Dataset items
+---+

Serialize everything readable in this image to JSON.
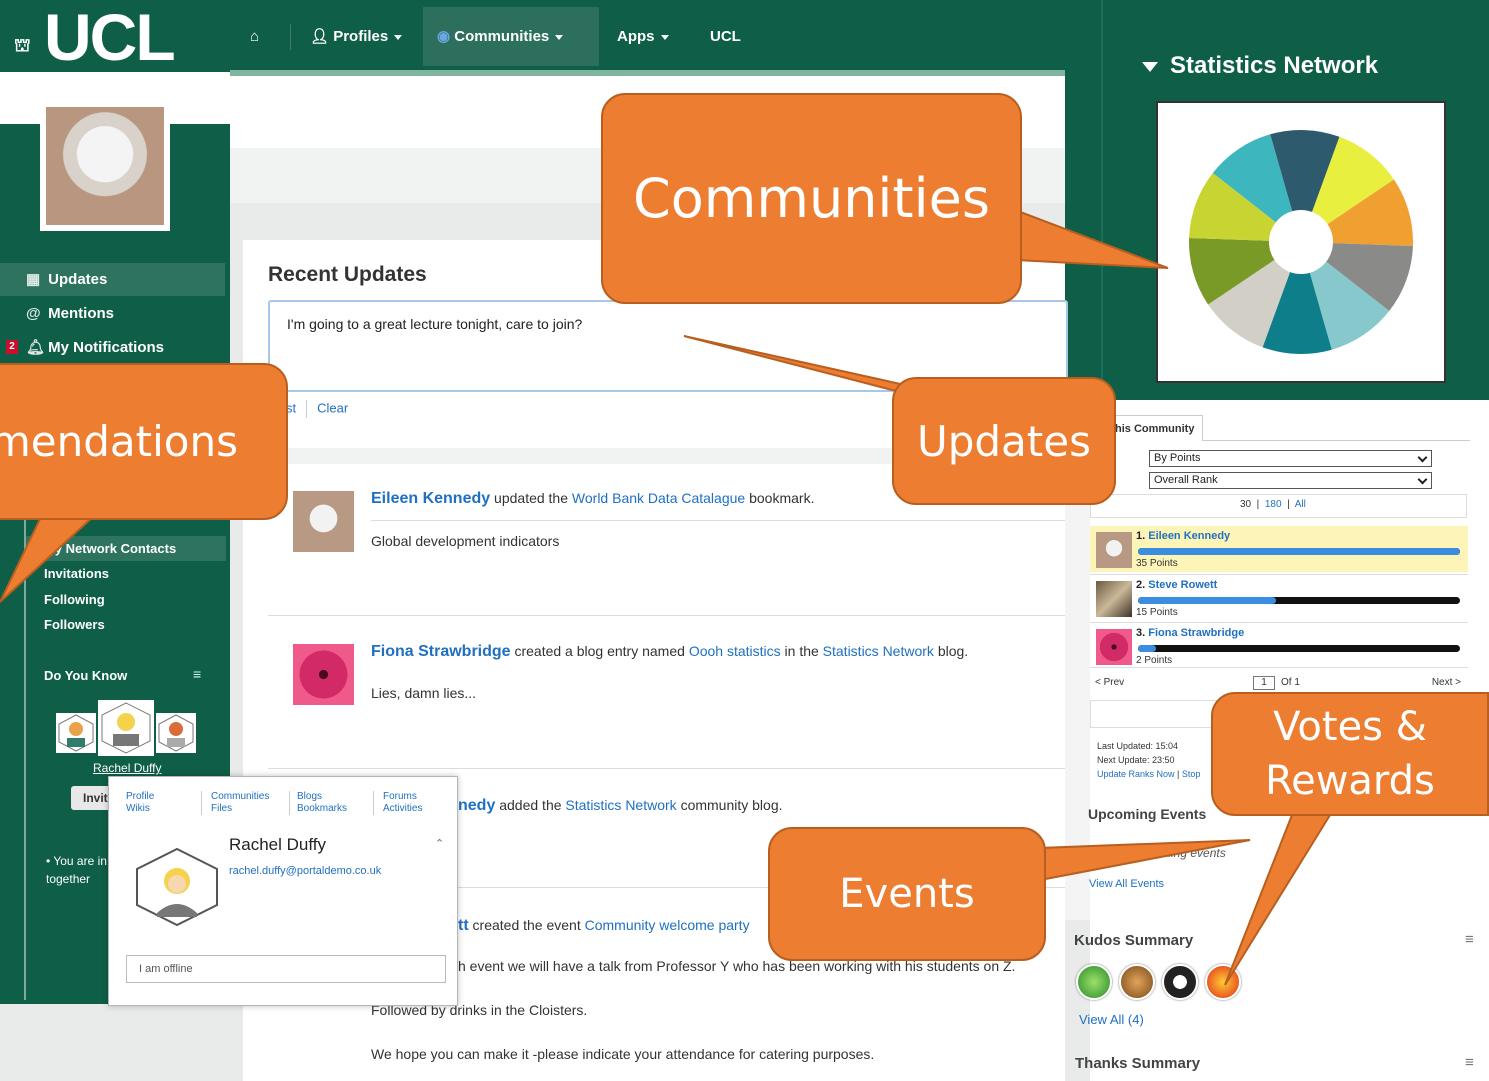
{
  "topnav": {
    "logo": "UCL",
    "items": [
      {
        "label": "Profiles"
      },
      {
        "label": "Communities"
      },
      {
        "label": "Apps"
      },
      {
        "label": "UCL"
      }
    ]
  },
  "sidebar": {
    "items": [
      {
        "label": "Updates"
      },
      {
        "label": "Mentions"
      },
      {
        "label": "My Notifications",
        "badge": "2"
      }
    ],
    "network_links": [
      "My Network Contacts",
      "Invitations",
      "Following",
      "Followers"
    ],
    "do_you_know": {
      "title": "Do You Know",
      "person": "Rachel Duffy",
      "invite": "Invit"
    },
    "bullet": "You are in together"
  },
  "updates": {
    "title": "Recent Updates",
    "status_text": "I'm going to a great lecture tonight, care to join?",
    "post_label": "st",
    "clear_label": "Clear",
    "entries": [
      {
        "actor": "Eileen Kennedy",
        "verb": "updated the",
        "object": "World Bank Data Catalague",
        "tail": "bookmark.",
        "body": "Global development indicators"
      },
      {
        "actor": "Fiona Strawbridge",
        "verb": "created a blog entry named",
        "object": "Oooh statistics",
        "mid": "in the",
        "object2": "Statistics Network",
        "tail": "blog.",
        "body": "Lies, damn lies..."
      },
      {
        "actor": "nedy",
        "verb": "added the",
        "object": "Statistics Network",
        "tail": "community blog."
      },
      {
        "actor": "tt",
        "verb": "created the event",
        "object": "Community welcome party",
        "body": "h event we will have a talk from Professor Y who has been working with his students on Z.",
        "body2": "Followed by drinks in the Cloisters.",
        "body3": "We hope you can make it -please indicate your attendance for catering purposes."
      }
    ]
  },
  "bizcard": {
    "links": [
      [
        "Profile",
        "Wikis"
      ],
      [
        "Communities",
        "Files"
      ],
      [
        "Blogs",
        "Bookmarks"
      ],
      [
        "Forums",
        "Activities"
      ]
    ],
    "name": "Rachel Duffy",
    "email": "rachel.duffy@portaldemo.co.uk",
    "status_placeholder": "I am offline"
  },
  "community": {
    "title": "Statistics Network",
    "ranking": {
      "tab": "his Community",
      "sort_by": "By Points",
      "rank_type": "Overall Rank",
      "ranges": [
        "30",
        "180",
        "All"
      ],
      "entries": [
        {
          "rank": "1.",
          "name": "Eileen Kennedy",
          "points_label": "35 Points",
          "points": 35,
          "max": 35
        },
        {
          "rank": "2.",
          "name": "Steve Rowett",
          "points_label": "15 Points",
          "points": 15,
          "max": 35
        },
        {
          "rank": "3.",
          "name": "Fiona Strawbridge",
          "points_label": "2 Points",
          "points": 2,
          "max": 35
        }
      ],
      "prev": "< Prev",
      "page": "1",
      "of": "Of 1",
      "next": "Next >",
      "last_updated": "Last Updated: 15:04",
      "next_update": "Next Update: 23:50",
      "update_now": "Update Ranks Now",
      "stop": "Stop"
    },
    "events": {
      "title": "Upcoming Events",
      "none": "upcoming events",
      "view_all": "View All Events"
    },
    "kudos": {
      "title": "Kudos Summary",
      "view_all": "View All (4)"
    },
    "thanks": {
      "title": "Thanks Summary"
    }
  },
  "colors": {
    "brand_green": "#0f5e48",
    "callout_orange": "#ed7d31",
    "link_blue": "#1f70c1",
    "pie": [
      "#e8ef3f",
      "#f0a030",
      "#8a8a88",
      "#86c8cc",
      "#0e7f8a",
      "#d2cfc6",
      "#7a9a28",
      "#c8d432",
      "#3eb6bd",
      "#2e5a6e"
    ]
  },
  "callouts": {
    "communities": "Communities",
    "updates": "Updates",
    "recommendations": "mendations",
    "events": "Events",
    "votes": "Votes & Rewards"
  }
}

+---+

> **Short task**
Copy out each line of the entries that holds "Strawbridge".

> **Reply to the task**
        "actor": "Fiona Strawbridge",
          "name": "Fiona Strawbridge",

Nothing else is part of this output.